Selection:
[start]
Pseudonym of Marietta Holley
Aka "Josiah Allen's Wife"
Poet, Author, Humorist, Music Teacher
Born July 16, 1836, near Adams, Jefferson County, New York
Died March 1, 1926, near Pierrepont Manor, Jefferson County, New York
I have pored through the list of writers who contributed to Weird Tales, and I thought I had found all of its writers of the nineteenth century. Now another turns up. I guess this is why it's called research.
The November 1927 issue of Weird Tales closed with a long poem called "The Haunted Mansion" by Marietta Hawley. That name would probably not have been familiar to the magazine's readers, for it was an old pseudonym of an author who had passed away the year before at age eighty-nine. Her poem would not have been familiar, either, for it was already six decades old, having originally appeared in 1867 in Peterson's Magazine as "The Haunted Castle." The author's real name, Marietta Holley, would likely have been unknown as well. And perhaps only a few readers would have remembered her nom de plume, "Josiah Allen's Wife." Nonetheless, at one time, Marietta Holley was one of the most popular writers in America.
Marietta Holley was born on July 16, 1836, near the town of Adams in Jefferson County, New York. Called "the female Mark Twain," she was younger than old Sam Clemens by just eight months. Like him and other American humorists of the nineteenth century ("Josh Billings," "Petroleum V. Nasby"), Marietta Holley used a pseudonym in her popular writings. She began as "Marietta Hawley," a poet, but with the publication of My Opinions and Betsey Bobbet's (1872), she became known as "Josiah Allen's Wife." Over the next four decades, Marietta Holley wrote more than two dozen books. Ten were in her very popular "Samantha" series, Samantha being Mrs. Josiah Allen and the narrator of the books.
[end]
Data lines:
[start]
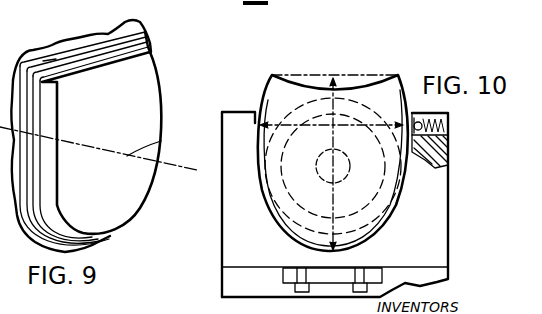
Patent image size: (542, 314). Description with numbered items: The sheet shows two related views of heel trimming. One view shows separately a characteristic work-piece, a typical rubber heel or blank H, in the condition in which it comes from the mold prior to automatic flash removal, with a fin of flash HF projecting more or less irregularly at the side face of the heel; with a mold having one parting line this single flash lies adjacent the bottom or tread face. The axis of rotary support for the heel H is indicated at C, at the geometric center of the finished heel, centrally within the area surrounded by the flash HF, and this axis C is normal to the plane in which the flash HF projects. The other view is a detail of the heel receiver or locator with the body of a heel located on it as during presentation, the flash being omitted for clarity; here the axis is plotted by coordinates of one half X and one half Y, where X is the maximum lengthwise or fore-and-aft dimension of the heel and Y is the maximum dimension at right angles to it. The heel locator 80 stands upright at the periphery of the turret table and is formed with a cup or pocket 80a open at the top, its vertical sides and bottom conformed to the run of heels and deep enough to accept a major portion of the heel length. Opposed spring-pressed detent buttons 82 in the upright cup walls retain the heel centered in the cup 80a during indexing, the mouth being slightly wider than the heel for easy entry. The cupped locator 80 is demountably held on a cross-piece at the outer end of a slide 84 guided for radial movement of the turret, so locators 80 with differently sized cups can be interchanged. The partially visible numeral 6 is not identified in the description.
[end]
Goal 1:
Name every publication title that appears in the profile of Marietta Holley, counting magazines, poems and books.
Goal 2:
Write the next part of the profile of Marietta Holley, picking up after its final sentence.
The material above comes from a separate source unrelated to the profile of Marietta Holley.

Task result 1:
Weird Tales, "The Haunted Mansion," Peterson's Magazine, "The Haunted Castle," and My Opinions and Betsey Bobbet's.

Task result 2:
The New York Times called the Samantha series "beloved" by readers of the 1880s through the early 1900s, yet Marietta was little remembered even late in her own lifetime. My library is small, but I have not found her in The Popular Book by James D. Hart (1950) or The Popular American Novel, 1865-1920 by Herbert F. Smith (1980). Nor have I found her in American Humor by Constance Rourke (1931), The Rise and Fall of American Humor by Jesse Bier (1968), or The Comic Spirit in America edited by John K. Massey (1969). Then I looked in the book Laughing Their Way: Women's Humor in America by Martha Bensley Bruère and Mary Ritter Beard (1934), and there she was--though only briefly (and, incidentally, in a section called "Feminists"). The point of all this is that the writings of Marietta Holley, so popular in their day, quickly passed from memory after her death. Kate H. Winter has helped to revive the memory of "Josiah Allen's Wife" in Marietta Holley: Life with "Josiah Allen's Wife", originally published in 1984 and more recently in a paperback edition.
Marietta Holley died on March 1, 1926, thus she lived into the Weird Tales era, though not long enough to see her poem published in the November 1927 issue. That poem, again, originally entitled "The Haunted Castle," was reprinted in Weird Tales as "The Haunted Mansion." I can't say why. In any case, here it is in its entirety.
The Haunted Castleby Marietta Holley
(reprinted in Weird Tales as "The Haunted Mansion")
With curious words of deathless lore
On its massive gate impearled;
And its carefully guarded mystic key
Locks in its silent mystery
From the seeking eyes of the world.
Oft do its stately walls repeat
Echoes of music wildly sweet
Swelling to gladness high--
With mournful ballads of ancient time,
And funeral hymns--and a nursery rhyme
Dying away in a sigh.
Pictures out of each haunted room,
Up through the ghostly shadows loom,
And gleam with a spectral light;
Pictures lit with a radiant glow,
And some that image such desolate woe
That, weeping, you turn from the sight.
Shining like stars in the twilight gloom
Brows as white as a lily's bloom
Gleam from its lattice and door;
And voices soft as a seraph's note,
Through its mysterious chambers float
Back from eternity's shore.
You hear on its stately and winding stair
The echoes of fairy feet.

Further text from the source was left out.